** Opening Document segment block **

In this episode of the Magnetic Memory Method Podcast, you'll learn about using a Memory Palace even while suffering the crushing side effects of medication.

Program Notes:

Following from Magnetic Memory blog posts like The Dyslexic Memorizer Who Aced All His Exams and Memory Palaces vs. Alzheimer's, another question about using mnemonics, Memory Palaces and other memory techniques to help overcome mental "problems." In this case, it's the negative effects of taking medication on memory has come in.

Have you worked with anyone who was working against medications and/or an illness that randomly scatters chunks of memory?

I'm on an anti-seizure med for some fairly extensive nerve damage, and since I've been on it, my already compromised memory is suddenly like trying to catch butterflies with a hula hoop. Now I'm wondering if I'm just a hopeless case.

Thanks for any advice/thoughts!

I don't want to prattle on about myself, but I am one such person. In fact, my whole adventure into memory, something I've only recently started talking about, came from the devastating cognitive effects of lithium, which I was taking at the time to control Bipolar Disorder. Now I take something else that has less extreme effects, but back then, there seemed to be no alternative …

Until I found mnemonics.

In truth, I have only anecdotal evidence that mnemonics helps bring clarity into the mind, and I was also discovering a whole lot of other things at the same time, so the clarity that came into my mind through the use of Memory Palaces was assisted by things such as self-hypnosis, meditation and a better diet combined with fitness, improved sleep, writing down my dreams each and every morning, and spending some time writing down my goals and things that I'm grateful for on a daily basis. I learned a lot of these "hacks" from Richard Wiseman's 59 Seconds, as well as from taking hypnotherapy certification which was part of my doctoral research into friendship (sounds like a stretch, but it turns out that we do hypnotize each other in a certain way as we become friends).

** Closing Document segment block **

(Tasks for this exercise)
1 > Answer these questions from the podcast notes, one line each:
(a) What drug was the writer taking at the time to control Bipolar Disorder?
(b) What condition is the anti-seizure medication in the quoted question taken for?
(c) Which book did the writer learn many of the "hacks" from?
2 > Turn the paragraph of the podcast notes that begins "In truth, I have only anecdotal evidence" into a short list that keeps its main facts.
3 > Continue the podcast notes, picking up right after their last sentence.

** Opening Data listing block **

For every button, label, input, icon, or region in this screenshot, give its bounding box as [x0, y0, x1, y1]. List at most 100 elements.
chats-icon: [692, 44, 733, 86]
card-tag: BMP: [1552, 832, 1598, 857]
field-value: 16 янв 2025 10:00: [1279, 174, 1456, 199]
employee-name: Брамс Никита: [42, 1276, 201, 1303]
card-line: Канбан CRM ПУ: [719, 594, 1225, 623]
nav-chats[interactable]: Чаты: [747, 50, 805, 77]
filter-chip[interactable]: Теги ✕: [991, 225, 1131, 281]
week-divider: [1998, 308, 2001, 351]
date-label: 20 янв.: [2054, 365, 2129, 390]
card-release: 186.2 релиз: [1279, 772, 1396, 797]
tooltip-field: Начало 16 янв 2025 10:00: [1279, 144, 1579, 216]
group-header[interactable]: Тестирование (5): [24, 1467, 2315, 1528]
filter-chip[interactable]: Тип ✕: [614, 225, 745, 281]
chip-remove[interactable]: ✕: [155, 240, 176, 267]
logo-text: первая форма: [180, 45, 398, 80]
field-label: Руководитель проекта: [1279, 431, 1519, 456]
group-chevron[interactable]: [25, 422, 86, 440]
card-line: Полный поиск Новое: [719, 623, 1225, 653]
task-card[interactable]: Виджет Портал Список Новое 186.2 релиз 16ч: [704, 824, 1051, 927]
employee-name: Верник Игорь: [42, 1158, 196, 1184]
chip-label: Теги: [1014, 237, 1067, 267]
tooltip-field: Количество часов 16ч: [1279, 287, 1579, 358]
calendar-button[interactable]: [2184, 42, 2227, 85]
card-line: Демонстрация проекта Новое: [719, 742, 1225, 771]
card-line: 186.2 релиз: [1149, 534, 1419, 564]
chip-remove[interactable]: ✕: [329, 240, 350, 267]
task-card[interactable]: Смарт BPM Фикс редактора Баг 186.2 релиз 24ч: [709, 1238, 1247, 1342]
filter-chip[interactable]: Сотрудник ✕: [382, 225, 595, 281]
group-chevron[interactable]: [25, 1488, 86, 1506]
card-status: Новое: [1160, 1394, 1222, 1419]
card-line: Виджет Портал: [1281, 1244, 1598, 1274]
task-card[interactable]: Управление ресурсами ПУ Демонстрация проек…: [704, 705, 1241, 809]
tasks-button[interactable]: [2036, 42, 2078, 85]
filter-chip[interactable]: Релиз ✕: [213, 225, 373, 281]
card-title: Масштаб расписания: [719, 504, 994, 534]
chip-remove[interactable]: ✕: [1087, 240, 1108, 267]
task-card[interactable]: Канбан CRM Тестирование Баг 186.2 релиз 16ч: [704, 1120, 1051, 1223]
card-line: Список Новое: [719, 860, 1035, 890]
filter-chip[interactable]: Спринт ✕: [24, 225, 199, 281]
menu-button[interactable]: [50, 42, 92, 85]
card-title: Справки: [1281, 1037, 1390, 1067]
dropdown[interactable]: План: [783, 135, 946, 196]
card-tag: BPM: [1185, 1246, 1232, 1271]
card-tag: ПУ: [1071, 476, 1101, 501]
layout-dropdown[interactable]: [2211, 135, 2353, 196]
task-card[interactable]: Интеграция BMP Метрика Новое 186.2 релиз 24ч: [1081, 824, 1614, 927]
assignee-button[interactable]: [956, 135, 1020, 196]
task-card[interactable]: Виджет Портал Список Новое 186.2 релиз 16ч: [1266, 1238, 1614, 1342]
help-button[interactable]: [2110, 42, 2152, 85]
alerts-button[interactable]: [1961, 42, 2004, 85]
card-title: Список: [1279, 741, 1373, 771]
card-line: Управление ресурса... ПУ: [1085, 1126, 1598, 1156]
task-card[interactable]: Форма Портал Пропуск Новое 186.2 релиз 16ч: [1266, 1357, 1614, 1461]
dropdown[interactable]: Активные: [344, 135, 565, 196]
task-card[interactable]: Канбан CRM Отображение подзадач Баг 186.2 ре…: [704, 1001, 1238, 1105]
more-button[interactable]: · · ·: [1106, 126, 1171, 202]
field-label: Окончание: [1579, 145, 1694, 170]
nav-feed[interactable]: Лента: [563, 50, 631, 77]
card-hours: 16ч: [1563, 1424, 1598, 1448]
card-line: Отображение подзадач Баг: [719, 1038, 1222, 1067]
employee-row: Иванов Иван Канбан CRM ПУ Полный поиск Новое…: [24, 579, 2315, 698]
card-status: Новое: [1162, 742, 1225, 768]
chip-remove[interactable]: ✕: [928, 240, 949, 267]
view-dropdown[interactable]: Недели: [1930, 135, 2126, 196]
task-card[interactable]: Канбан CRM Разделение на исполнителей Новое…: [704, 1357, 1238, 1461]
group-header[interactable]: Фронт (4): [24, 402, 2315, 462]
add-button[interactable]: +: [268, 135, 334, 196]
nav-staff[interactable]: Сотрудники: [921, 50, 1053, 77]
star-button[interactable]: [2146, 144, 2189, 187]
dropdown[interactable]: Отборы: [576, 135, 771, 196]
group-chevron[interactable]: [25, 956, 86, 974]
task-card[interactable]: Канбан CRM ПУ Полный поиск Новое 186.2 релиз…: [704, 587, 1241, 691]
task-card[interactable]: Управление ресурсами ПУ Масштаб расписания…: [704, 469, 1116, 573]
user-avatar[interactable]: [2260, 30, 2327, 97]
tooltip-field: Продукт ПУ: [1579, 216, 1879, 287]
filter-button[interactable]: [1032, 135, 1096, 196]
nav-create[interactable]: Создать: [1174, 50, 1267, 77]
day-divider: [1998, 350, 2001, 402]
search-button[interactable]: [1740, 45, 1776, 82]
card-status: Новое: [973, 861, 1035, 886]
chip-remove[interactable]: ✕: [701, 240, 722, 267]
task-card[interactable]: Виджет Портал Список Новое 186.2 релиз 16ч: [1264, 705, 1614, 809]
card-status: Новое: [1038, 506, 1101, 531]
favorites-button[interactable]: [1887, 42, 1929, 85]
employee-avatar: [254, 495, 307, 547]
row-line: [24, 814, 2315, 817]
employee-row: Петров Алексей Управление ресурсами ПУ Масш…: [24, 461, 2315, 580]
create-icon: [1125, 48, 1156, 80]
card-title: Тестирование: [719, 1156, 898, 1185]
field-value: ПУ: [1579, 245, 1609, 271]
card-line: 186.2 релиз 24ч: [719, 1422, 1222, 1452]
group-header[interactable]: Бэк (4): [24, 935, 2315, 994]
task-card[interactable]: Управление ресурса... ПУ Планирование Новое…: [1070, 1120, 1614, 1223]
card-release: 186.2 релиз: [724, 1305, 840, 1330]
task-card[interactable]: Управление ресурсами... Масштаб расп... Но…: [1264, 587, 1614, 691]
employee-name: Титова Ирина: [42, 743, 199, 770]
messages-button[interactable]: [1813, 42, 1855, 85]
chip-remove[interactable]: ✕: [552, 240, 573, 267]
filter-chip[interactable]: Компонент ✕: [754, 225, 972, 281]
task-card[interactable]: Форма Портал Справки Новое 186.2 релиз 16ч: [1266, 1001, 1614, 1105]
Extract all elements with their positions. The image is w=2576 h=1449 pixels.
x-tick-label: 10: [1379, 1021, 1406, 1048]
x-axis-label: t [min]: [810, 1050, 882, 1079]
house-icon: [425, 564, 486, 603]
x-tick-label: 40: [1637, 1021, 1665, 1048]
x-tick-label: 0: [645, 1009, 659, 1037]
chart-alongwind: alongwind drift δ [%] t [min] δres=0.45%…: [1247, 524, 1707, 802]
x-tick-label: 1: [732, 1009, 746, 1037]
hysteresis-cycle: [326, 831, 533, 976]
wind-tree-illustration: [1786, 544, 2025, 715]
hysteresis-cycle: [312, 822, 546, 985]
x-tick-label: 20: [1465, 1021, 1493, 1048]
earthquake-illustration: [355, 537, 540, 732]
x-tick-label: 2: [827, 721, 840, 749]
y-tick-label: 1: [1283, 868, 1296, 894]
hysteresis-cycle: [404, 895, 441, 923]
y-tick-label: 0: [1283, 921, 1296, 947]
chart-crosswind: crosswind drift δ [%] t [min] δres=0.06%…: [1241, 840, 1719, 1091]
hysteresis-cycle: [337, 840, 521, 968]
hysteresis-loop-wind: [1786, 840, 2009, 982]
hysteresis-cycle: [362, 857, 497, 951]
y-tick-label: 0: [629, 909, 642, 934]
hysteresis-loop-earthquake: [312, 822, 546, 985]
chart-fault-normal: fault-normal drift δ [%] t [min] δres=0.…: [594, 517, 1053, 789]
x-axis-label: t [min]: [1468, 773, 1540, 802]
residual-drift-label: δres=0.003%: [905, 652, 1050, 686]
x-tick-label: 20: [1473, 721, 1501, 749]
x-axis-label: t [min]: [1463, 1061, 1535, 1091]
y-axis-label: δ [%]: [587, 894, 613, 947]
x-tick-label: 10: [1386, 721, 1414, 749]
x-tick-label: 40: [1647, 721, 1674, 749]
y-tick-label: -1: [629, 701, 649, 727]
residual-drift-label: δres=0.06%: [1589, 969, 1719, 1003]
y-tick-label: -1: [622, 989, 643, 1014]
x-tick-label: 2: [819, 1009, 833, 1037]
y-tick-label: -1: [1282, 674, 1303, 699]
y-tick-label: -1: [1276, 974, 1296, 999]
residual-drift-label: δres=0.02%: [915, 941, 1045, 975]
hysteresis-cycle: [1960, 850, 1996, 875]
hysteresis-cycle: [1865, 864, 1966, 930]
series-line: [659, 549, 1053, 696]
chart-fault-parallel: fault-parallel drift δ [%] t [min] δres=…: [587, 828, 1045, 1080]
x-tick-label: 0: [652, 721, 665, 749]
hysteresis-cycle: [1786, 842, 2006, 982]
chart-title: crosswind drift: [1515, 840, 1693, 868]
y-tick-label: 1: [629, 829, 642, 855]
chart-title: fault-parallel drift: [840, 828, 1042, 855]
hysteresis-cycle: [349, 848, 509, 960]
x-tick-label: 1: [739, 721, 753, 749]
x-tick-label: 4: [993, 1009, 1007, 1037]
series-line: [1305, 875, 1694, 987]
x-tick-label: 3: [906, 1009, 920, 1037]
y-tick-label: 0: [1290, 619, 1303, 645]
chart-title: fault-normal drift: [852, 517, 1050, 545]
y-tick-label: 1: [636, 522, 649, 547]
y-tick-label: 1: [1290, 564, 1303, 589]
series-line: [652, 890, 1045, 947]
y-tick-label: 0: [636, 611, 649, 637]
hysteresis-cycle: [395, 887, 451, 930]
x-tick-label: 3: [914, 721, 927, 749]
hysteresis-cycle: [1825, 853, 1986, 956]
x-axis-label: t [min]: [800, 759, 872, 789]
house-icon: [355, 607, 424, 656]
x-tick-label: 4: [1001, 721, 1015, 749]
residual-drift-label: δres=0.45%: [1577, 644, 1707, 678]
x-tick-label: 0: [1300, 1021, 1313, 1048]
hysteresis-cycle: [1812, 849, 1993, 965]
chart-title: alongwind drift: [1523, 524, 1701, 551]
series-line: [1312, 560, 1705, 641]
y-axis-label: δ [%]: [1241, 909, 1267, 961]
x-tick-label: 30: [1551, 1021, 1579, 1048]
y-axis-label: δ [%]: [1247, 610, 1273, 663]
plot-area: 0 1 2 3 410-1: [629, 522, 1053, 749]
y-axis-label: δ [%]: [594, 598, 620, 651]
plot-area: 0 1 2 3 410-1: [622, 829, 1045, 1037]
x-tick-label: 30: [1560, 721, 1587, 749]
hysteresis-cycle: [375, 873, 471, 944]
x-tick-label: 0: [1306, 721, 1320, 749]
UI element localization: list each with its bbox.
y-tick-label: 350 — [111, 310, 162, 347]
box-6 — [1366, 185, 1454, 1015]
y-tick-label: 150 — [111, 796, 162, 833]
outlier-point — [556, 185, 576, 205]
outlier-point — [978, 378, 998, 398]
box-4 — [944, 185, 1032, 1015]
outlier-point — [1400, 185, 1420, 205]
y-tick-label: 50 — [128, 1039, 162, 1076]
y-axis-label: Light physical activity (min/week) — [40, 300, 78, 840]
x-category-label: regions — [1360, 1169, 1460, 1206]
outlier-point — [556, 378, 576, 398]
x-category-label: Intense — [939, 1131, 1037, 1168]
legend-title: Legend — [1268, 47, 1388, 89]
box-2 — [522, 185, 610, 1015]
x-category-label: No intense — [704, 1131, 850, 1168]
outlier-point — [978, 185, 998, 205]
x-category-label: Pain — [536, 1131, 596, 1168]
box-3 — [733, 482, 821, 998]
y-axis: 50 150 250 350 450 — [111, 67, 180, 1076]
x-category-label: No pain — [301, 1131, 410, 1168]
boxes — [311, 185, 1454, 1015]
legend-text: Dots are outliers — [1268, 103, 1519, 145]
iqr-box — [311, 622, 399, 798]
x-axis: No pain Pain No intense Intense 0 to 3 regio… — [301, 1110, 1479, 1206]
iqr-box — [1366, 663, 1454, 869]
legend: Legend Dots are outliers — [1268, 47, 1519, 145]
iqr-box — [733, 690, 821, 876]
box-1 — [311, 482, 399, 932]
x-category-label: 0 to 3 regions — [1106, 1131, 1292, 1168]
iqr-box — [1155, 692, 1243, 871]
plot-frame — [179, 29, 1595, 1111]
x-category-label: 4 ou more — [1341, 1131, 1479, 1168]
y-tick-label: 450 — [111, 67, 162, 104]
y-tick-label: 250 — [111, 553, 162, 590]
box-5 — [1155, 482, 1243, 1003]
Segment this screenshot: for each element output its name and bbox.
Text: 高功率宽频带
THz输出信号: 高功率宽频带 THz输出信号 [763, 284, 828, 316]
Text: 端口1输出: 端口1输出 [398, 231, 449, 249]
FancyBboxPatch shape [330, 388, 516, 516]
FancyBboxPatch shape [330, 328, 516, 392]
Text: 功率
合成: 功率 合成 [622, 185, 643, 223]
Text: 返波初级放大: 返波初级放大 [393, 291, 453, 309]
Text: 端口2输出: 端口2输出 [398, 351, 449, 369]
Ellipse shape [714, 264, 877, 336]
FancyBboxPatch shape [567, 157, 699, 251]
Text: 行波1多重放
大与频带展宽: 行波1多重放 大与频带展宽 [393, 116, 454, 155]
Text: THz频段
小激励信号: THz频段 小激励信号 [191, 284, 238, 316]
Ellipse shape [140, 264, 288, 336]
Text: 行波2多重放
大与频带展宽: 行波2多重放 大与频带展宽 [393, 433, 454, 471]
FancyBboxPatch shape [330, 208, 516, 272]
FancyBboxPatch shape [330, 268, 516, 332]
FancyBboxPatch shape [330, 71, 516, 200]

** Closing Data listing block **

(Answers provided)
1 >
(a) Lithium.
(b) Fairly extensive nerve damage.
(c) Richard Wiseman's 59 Seconds.

2 >
- The writer has only anecdotal evidence that mnemonics bring clarity to the mind.
- That clarity from Memory Palaces was helped by other things found at the same time:
  - self-hypnosis
  - meditation
  - a better diet and fitness
  - improved sleep
  - writing down dreams every morning
  - writing down goals and things to be grateful for each day
- Many of these "hacks" came from Richard Wiseman's 59 Seconds.
- Others came from hypnotherapy certification, which was part of the writer's doctoral research into friendship. The writer found that people hypnotize each other in a certain way as they become friends.

3 >
But in terms of Memory Palaces strictly speaking, one of the biggest things that being able to command my memory brought was confidence. The stress and negativity that surrounded me as I worked to read some of the strangest and most obscure books of philosophy and cultural studies almost caused me to drop out of graduate school. And that's not counting the fogginess and poor concentration that made it very difficult for me to read in the first place.

And in truth, I still experience all of these things today.

The difference is that Memory Palaces cut through all of it, provided that I use them and use them in the right way. For me, the right way is the Magnetic Memory Method and it applies to just about everything I – or you – could ever want to learn. Of course, as I teach it, the MMM is a "method" and not a "system," which enables users to adapt the basic principles to their own learning style. Most people don't need to change much, but the whole purpose of how I designed it for myself was to make what really is impossible for a person with my frenzied brain possible. These techniques are an almost fool proof means of getting things into my mind so that I can find them whenever I want.